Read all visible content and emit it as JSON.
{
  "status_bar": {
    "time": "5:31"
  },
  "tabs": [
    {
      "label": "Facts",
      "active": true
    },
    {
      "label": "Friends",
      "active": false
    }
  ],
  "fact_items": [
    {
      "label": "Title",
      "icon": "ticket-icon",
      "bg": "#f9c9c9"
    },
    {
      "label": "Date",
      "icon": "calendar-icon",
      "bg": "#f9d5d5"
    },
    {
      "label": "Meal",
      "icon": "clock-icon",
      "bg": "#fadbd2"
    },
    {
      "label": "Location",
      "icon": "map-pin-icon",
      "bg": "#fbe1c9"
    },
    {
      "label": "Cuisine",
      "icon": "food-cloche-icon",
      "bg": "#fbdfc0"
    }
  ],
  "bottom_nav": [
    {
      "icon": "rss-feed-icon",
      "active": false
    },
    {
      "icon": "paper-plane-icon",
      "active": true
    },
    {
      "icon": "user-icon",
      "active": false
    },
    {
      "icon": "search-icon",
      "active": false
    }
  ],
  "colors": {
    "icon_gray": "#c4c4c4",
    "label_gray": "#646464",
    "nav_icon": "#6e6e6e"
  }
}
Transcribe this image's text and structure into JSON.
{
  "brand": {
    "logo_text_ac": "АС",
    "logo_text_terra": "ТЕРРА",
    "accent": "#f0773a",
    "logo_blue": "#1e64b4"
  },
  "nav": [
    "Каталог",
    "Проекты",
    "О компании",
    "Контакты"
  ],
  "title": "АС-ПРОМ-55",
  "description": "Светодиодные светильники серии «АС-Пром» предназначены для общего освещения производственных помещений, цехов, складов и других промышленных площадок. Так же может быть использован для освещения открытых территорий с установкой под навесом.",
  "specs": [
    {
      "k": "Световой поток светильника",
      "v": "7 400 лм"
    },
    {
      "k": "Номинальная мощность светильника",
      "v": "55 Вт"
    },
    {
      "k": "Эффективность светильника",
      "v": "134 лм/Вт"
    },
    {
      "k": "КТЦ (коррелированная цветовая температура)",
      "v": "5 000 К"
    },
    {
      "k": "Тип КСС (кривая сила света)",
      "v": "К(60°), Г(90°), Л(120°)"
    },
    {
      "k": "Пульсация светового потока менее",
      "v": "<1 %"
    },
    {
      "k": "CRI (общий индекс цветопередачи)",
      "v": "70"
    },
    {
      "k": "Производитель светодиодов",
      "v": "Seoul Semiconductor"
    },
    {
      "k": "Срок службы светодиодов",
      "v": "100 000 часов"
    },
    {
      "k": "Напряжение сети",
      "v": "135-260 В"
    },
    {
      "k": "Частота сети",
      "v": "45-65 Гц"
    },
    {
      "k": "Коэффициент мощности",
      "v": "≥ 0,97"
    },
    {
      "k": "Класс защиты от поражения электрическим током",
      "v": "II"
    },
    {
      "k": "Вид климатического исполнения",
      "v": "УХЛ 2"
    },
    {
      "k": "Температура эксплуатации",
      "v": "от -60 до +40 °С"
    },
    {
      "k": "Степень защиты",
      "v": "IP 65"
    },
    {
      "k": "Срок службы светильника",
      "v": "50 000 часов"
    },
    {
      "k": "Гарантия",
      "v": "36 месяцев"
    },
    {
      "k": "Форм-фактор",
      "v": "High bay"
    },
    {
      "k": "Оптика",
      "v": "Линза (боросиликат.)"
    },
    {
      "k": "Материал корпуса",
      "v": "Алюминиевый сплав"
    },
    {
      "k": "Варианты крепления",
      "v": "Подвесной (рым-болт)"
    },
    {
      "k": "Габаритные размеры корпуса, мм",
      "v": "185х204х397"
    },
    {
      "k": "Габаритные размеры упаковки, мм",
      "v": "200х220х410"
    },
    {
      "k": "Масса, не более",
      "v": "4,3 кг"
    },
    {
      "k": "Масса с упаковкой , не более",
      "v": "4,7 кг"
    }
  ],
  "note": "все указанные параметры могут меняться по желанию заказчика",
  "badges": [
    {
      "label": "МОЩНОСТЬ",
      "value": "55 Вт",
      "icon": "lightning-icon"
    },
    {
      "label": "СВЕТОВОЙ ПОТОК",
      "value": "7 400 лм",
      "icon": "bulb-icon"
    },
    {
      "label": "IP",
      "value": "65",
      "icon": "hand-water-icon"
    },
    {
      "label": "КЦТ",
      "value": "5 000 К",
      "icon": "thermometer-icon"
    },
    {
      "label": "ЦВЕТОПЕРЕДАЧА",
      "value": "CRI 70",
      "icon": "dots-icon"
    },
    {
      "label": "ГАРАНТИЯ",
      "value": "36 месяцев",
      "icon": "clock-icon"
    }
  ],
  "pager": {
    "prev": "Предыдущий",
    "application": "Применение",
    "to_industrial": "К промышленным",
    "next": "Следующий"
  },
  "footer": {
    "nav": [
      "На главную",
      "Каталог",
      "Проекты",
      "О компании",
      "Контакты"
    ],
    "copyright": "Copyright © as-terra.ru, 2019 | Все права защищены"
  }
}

:::::

== What is expected ==
Gather all lines of the records that include the word "JSON".

== Task result ==
Read all visible content and emit it as JSON.
Transcribe this image's text and structure into JSON.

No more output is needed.